## BEGIN

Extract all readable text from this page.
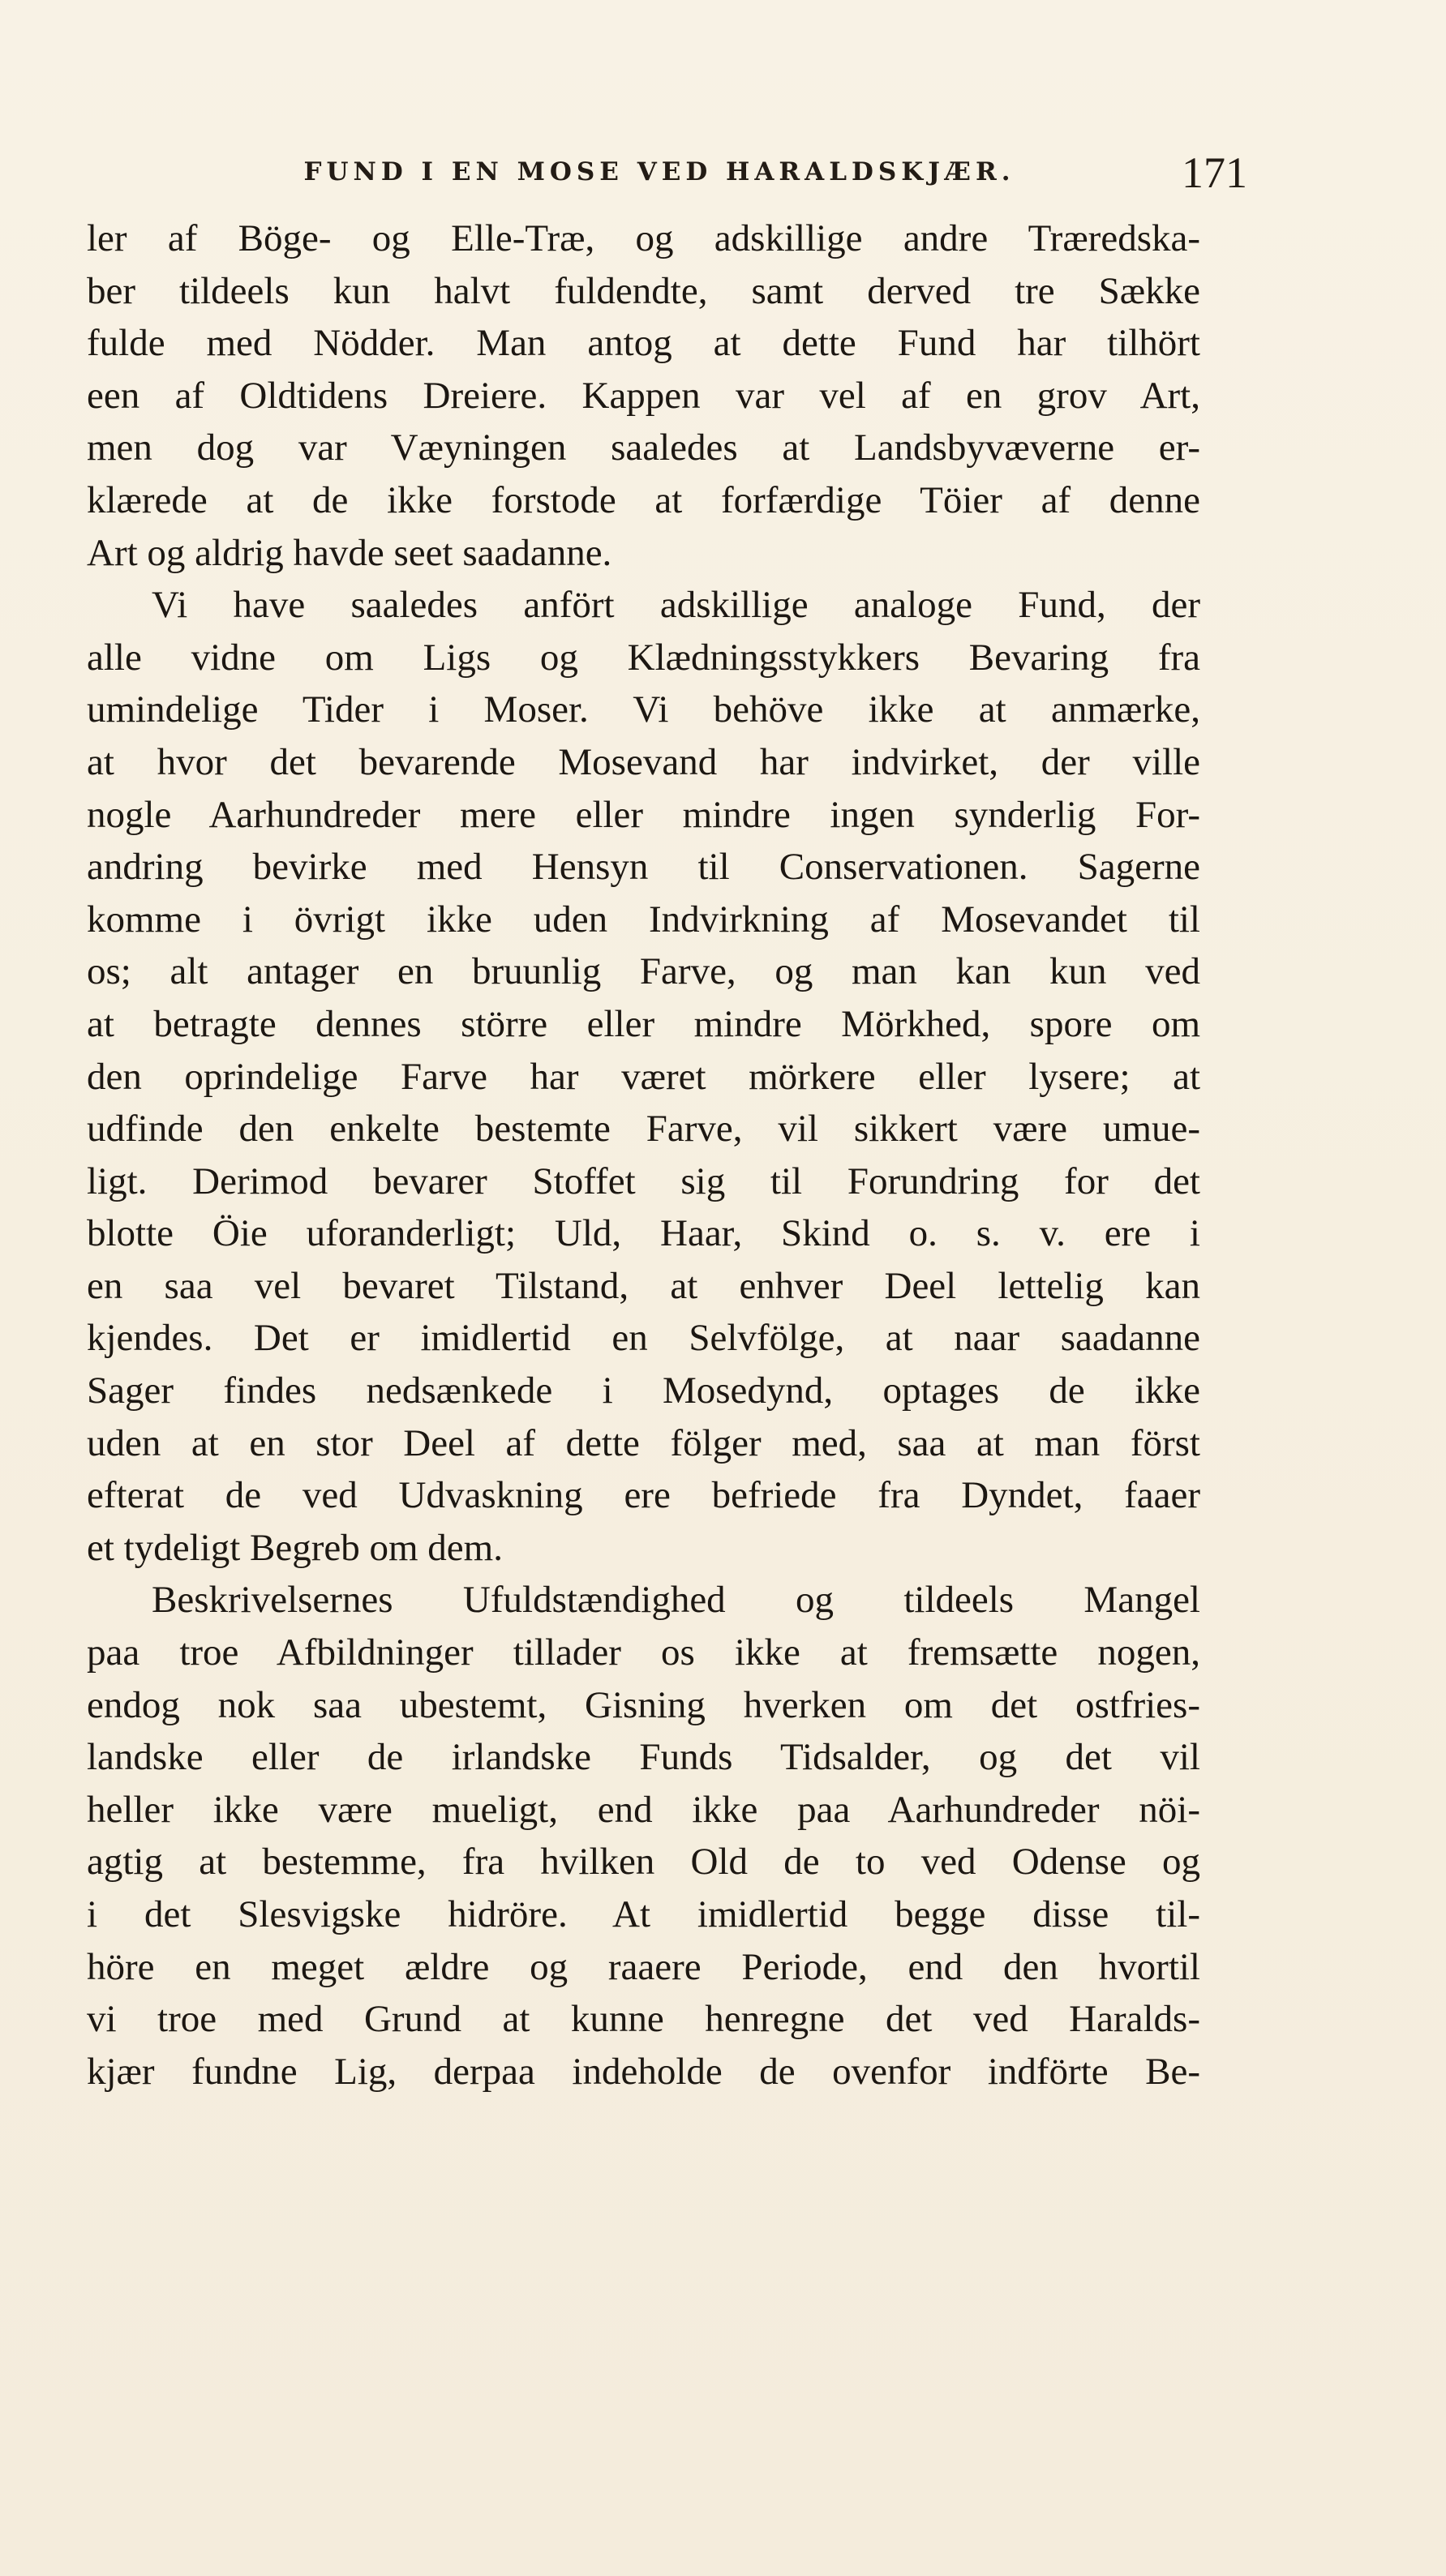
FUND I EN MOSE VED HARALDSKJÆR.	171
ler af Böge- og Elle-Træ, og adskillige andre Træredska-
ber tildeels kun halvt fuldendte, samt derved tre Sække
fulde med Nödder. Man antog at dette Fund har tilhört
een af Oldtidens Dreiere. Kappen var vel af en grov Art,
men dog var Væyningen saaledes at Landsbyvæverne er-
klærede at de ikke forstode at forfærdige Töier af denne
Art og aldrig havde seet saadanne.
Vi have saaledes anfört adskillige analoge Fund, der
alle vidne om Ligs og Klædningsstykkers Bevaring fra
umindelige Tider i Moser. Vi behöve ikke at anmærke,
at hvor det bevarende Mosevand har indvirket, der ville
nogle Aarhundreder mere eller mindre ingen synderlig For-
andring bevirke med Hensyn til Conservationen. Sagerne
komme i övrigt ikke uden Indvirkning af Mosevandet til
os; alt antager en bruunlig Farve, og man kan kun ved
at betragte dennes större eller mindre Mörkhed, spore om
den oprindelige Farve har været mörkere eller lysere; at
udfinde den enkelte bestemte Farve, vil sikkert være umue-
ligt. Derimod bevarer Stoffet sig til Forundring for det
blotte Öie uforanderligt; Uld, Haar, Skind o. s. v. ere i
en saa vel bevaret Tilstand, at enhver Deel lettelig kan
kjendes. Det er imidlertid en Selvfölge, at naar saadanne
Sager findes nedsænkede i Mosedynd, optages de ikke
uden at en stor Deel af dette fölger med, saa at man först
efterat de ved Udvaskning ere befriede fra Dyndet, faaer
et tydeligt Begreb om dem.
Beskrivelsernes Ufuldstændighed og tildeels Mangel
paa troe Afbildninger tillader os ikke at fremsætte nogen,
endog nok saa ubestemt, Gisning hverken om det ostfries-
landske eller de irlandske Funds Tidsalder, og det vil
heller ikke være mueligt, end ikke paa Aarhundreder nöi-
agtig at bestemme, fra hvilken Old de to ved Odense og
i det Slesvigske hidröre. At imidlertid begge disse til-
höre en meget ældre og raaere Periode, end den hvortil
vi troe med Grund at kunne henregne det ved Haralds-
kjær fundne Lig, derpaa indeholde de ovenfor indförte Be-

## END

## Task to carry out
What comes back should match the records exactly, minus any pictures.

## Final result
Extract all readable text from this page.
FUND I EN MOSE VED HARALDSKJÆR.	171
ler af Böge- og Elle-Træ, og adskillige andre Træredska-
ber tildeels kun halvt fuldendte, samt derved tre Sække
fulde med Nödder. Man antog at dette Fund har tilhört
een af Oldtidens Dreiere. Kappen var vel af en grov Art,
men dog var Væyningen saaledes at Landsbyvæverne er-
klærede at de ikke forstode at forfærdige Töier af denne
Art og aldrig havde seet saadanne.
Vi have saaledes anfört adskillige analoge Fund, der
alle vidne om Ligs og Klædningsstykkers Bevaring fra
umindelige Tider i Moser. Vi behöve ikke at anmærke,
at hvor det bevarende Mosevand har indvirket, der ville
nogle Aarhundreder mere eller mindre ingen synderlig For-
andring bevirke med Hensyn til Conservationen. Sagerne
komme i övrigt ikke uden Indvirkning af Mosevandet til
os; alt antager en bruunlig Farve, og man kan kun ved
at betragte dennes större eller mindre Mörkhed, spore om
den oprindelige Farve har været mörkere eller lysere; at
udfinde den enkelte bestemte Farve, vil sikkert være umue-
ligt. Derimod bevarer Stoffet sig til Forundring for det
blotte Öie uforanderligt; Uld, Haar, Skind o. s. v. ere i
en saa vel bevaret Tilstand, at enhver Deel lettelig kan
kjendes. Det er imidlertid en Selvfölge, at naar saadanne
Sager findes nedsænkede i Mosedynd, optages de ikke
uden at en stor Deel af dette fölger med, saa at man först
efterat de ved Udvaskning ere befriede fra Dyndet, faaer
et tydeligt Begreb om dem.
Beskrivelsernes Ufuldstændighed og tildeels Mangel
paa troe Afbildninger tillader os ikke at fremsætte nogen,
endog nok saa ubestemt, Gisning hverken om det ostfries-
landske eller de irlandske Funds Tidsalder, og det vil
heller ikke være mueligt, end ikke paa Aarhundreder nöi-
agtig at bestemme, fra hvilken Old de to ved Odense og
i det Slesvigske hidröre. At imidlertid begge disse til-
höre en meget ældre og raaere Periode, end den hvortil
vi troe med Grund at kunne henregne det ved Haralds-
kjær fundne Lig, derpaa indeholde de ovenfor indförte Be-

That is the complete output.